Problem description. Return the whole listing, line for line, without the pictures in it.

[Figure dataset records]
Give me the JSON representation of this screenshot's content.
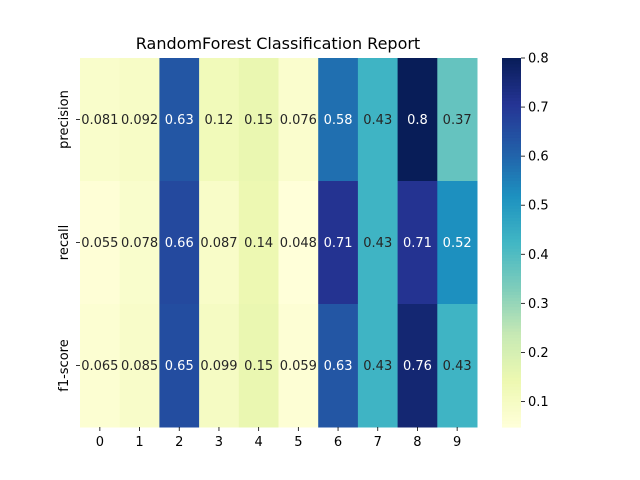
{
  "chart_data": {
    "type": "heatmap",
    "title": "RandomForest Classification Report",
    "x_categories": [
      "0",
      "1",
      "2",
      "3",
      "4",
      "5",
      "6",
      "7",
      "8",
      "9"
    ],
    "y_categories": [
      "precision",
      "recall",
      "f1-score"
    ],
    "values": [
      [
        0.081,
        0.092,
        0.63,
        0.12,
        0.15,
        0.076,
        0.58,
        0.43,
        0.8,
        0.37
      ],
      [
        0.055,
        0.078,
        0.66,
        0.087,
        0.14,
        0.048,
        0.71,
        0.43,
        0.71,
        0.52
      ],
      [
        0.065,
        0.085,
        0.65,
        0.099,
        0.15,
        0.059,
        0.63,
        0.43,
        0.76,
        0.43
      ]
    ],
    "cell_labels": [
      [
        "0.081",
        "0.092",
        "0.63",
        "0.12",
        "0.15",
        "0.076",
        "0.58",
        "0.43",
        "0.8",
        "0.37"
      ],
      [
        "0.055",
        "0.078",
        "0.66",
        "0.087",
        "0.14",
        "0.048",
        "0.71",
        "0.43",
        "0.71",
        "0.52"
      ],
      [
        "0.065",
        "0.085",
        "0.65",
        "0.099",
        "0.15",
        "0.059",
        "0.63",
        "0.43",
        "0.76",
        "0.43"
      ]
    ],
    "colormap": "YlGnBu",
    "vmin": 0.048,
    "vmax": 0.8,
    "colorbar_ticks": [
      0.1,
      0.2,
      0.3,
      0.4,
      0.5,
      0.6,
      0.7,
      0.8
    ],
    "colorbar_tick_labels": [
      "0.1",
      "0.2",
      "0.3",
      "0.4",
      "0.5",
      "0.6",
      "0.7",
      "0.8"
    ],
    "xlabel": "",
    "ylabel": ""
  }
}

Answer.
Give me the JSON representation of this screenshot's content.
{
  "chart_data": {
    "type": "heatmap",
    "title": "RandomForest Classification Report",
    "x_categories": [
      "0",
      "1",
      "2",
      "3",
      "4",
      "5",
      "6",
      "7",
      "8",
      "9"
    ],
    "y_categories": [
      "precision",
      "recall",
      "f1-score"
    ],
    "values": [
      [
        0.081,
        0.092,
        0.63,
        0.12,
        0.15,
        0.076,
        0.58,
        0.43,
        0.8,
        0.37
      ],
      [
        0.055,
        0.078,
        0.66,
        0.087,
        0.14,
        0.048,
        0.71,
        0.43,
        0.71,
        0.52
      ],
      [
        0.065,
        0.085,
        0.65,
        0.099,
        0.15,
        0.059,
        0.63,
        0.43,
        0.76,
        0.43
      ]
    ],
    "cell_labels": [
      [
        "0.081",
        "0.092",
        "0.63",
        "0.12",
        "0.15",
        "0.076",
        "0.58",
        "0.43",
        "0.8",
        "0.37"
      ],
      [
        "0.055",
        "0.078",
        "0.66",
        "0.087",
        "0.14",
        "0.048",
        "0.71",
        "0.43",
        "0.71",
        "0.52"
      ],
      [
        "0.065",
        "0.085",
        "0.65",
        "0.099",
        "0.15",
        "0.059",
        "0.63",
        "0.43",
        "0.76",
        "0.43"
      ]
    ],
    "colormap": "YlGnBu",
    "vmin": 0.048,
    "vmax": 0.8,
    "colorbar_ticks": [
      0.1,
      0.2,
      0.3,
      0.4,
      0.5,
      0.6,
      0.7,
      0.8
    ],
    "colorbar_tick_labels": [
      "0.1",
      "0.2",
      "0.3",
      "0.4",
      "0.5",
      "0.6",
      "0.7",
      "0.8"
    ],
    "xlabel": "",
    "ylabel": ""
  }
}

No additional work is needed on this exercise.